● WRITTEN REQUEST
Set down each entry from the block beneath, exactly as written.

● DATA FOR PROCESSING
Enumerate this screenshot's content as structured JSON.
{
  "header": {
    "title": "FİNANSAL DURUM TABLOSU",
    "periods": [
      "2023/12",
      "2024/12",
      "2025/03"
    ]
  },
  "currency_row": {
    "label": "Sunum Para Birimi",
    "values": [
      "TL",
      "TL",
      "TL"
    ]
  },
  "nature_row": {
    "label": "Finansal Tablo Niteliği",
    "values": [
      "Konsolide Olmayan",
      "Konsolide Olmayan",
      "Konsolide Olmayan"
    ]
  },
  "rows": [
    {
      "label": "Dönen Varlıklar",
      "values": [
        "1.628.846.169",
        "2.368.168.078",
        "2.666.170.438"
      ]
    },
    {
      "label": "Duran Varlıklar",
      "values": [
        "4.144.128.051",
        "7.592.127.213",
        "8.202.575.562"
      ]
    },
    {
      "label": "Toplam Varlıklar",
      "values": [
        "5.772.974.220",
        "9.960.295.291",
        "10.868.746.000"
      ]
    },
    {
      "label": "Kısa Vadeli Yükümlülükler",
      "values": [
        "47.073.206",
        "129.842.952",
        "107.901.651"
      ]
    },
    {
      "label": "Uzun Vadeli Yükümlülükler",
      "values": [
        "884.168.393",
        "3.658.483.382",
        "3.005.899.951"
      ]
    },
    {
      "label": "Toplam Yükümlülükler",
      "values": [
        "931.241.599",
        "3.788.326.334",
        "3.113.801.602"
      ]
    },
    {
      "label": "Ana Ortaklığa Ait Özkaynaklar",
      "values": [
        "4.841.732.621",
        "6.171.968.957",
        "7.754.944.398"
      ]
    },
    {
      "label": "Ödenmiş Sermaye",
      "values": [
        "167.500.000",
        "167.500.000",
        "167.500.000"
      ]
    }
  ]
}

● EXPECTED OUTPUT
Enumerate this screenshot's content as structured JSON.
{
  "header": {
    "title": "FİNANSAL DURUM TABLOSU",
    "periods": [
      "2023/12",
      "2024/12",
      "2025/03"
    ]
  },
  "currency_row": {
    "label": "Sunum Para Birimi",
    "values": [
      "TL",
      "TL",
      "TL"
    ]
  },
  "nature_row": {
    "label": "Finansal Tablo Niteliği",
    "values": [
      "Konsolide Olmayan",
      "Konsolide Olmayan",
      "Konsolide Olmayan"
    ]
  },
  "rows": [
    {
      "label": "Dönen Varlıklar",
      "values": [
        "1.628.846.169",
        "2.368.168.078",
        "2.666.170.438"
      ]
    },
    {
      "label": "Duran Varlıklar",
      "values": [
        "4.144.128.051",
        "7.592.127.213",
        "8.202.575.562"
      ]
    },
    {
      "label": "Toplam Varlıklar",
      "values": [
        "5.772.974.220",
        "9.960.295.291",
        "10.868.746.000"
      ]
    },
    {
      "label": "Kısa Vadeli Yükümlülükler",
      "values": [
        "47.073.206",
        "129.842.952",
        "107.901.651"
      ]
    },
    {
      "label": "Uzun Vadeli Yükümlülükler",
      "values": [
        "884.168.393",
        "3.658.483.382",
        "3.005.899.951"
      ]
    },
    {
      "label": "Toplam Yükümlülükler",
      "values": [
        "931.241.599",
        "3.788.326.334",
        "3.113.801.602"
      ]
    },
    {
      "label": "Ana Ortaklığa Ait Özkaynaklar",
      "values": [
        "4.841.732.621",
        "6.171.968.957",
        "7.754.944.398"
      ]
    },
    {
      "label": "Ödenmiş Sermaye",
      "values": [
        "167.500.000",
        "167.500.000",
        "167.500.000"
      ]
    }
  ]
}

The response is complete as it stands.